THE INPUT:
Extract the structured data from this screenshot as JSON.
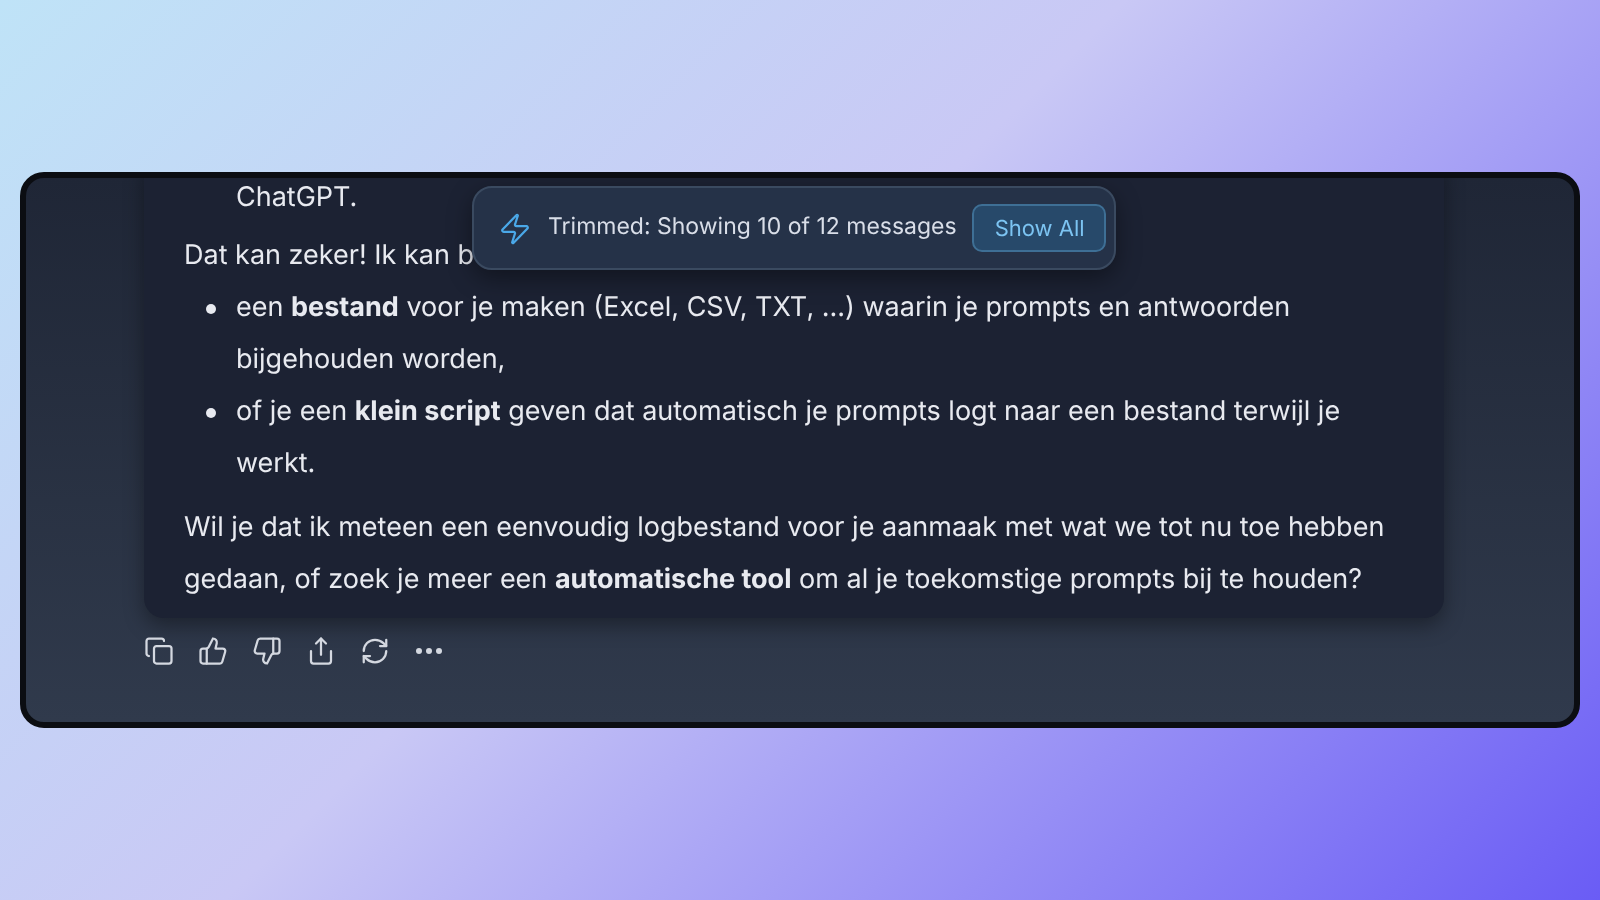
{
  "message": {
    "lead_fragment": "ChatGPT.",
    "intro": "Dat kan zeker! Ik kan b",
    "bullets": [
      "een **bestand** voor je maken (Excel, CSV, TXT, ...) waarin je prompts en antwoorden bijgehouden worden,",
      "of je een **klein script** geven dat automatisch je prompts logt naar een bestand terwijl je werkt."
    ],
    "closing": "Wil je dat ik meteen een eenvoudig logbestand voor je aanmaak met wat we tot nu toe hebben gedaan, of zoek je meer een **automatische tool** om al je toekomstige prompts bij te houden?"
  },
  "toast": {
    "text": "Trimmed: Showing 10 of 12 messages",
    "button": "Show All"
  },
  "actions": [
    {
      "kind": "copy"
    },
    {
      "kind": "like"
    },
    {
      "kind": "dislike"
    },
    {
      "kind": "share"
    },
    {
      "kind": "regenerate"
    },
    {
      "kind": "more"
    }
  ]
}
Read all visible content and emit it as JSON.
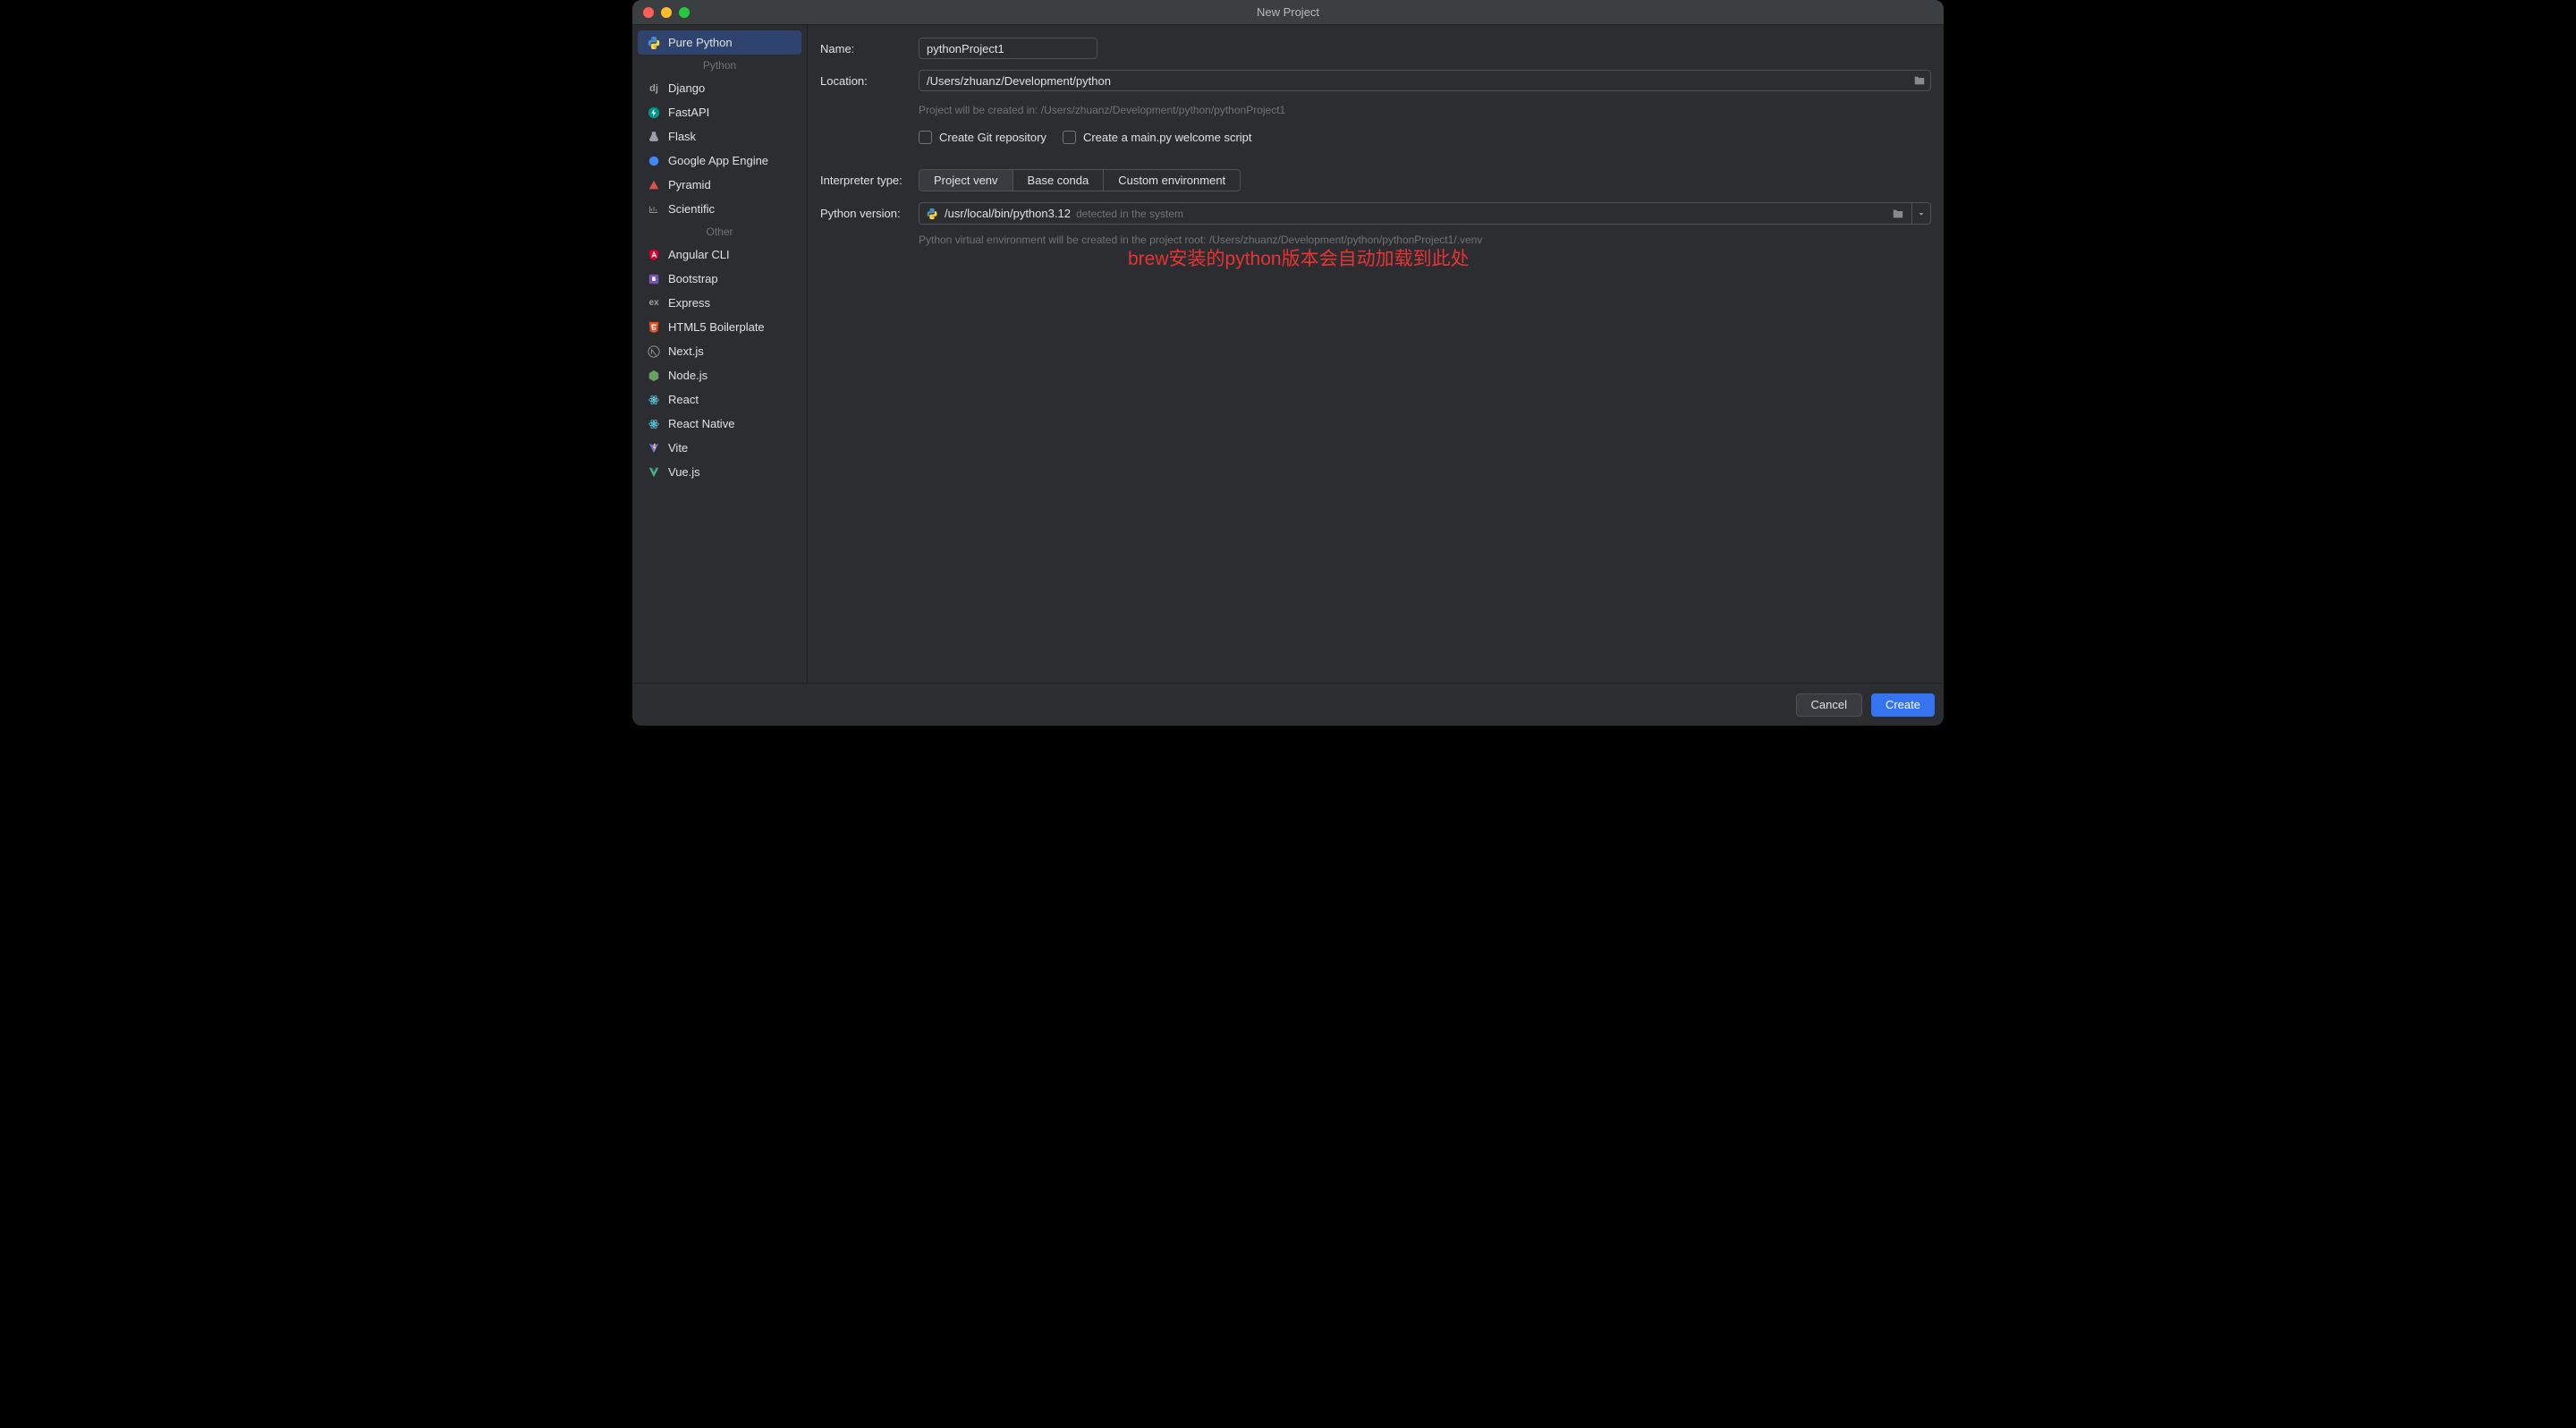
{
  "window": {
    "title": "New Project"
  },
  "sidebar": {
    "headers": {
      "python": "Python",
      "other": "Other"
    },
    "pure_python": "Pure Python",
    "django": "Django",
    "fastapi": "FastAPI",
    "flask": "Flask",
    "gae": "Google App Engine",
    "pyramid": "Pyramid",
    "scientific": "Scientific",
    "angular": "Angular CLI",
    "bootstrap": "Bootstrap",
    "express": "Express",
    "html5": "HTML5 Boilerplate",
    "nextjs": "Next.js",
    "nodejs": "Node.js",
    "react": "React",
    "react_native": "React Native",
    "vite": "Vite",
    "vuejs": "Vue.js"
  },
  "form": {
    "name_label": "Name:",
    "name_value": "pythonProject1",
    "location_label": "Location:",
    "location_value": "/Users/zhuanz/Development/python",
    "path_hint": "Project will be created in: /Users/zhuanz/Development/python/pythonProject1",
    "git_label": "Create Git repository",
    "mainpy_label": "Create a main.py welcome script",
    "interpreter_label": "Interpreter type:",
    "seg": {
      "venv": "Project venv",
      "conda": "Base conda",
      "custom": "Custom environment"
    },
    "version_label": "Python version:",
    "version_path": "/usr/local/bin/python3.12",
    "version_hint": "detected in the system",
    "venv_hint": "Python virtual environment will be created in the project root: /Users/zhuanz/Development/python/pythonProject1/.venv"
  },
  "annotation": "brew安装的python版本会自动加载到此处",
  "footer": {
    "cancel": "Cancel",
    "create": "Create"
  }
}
...
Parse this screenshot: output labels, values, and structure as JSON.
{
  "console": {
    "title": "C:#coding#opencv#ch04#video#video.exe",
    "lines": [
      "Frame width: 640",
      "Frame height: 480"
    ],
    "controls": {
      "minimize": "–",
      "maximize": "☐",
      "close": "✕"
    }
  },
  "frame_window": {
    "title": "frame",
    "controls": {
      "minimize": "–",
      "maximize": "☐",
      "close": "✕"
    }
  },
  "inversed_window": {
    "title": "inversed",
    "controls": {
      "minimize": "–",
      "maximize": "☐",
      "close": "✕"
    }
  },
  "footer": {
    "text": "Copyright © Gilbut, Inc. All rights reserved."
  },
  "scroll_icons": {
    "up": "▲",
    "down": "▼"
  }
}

TASK: Select every line of the records holding the string "kind".

EXERCISE RESPONSE:
      "kind": "copy"
      "kind": "like"
      "kind": "dislike"
      "kind": "share"
      "kind": "regenerate"
      "kind": "more"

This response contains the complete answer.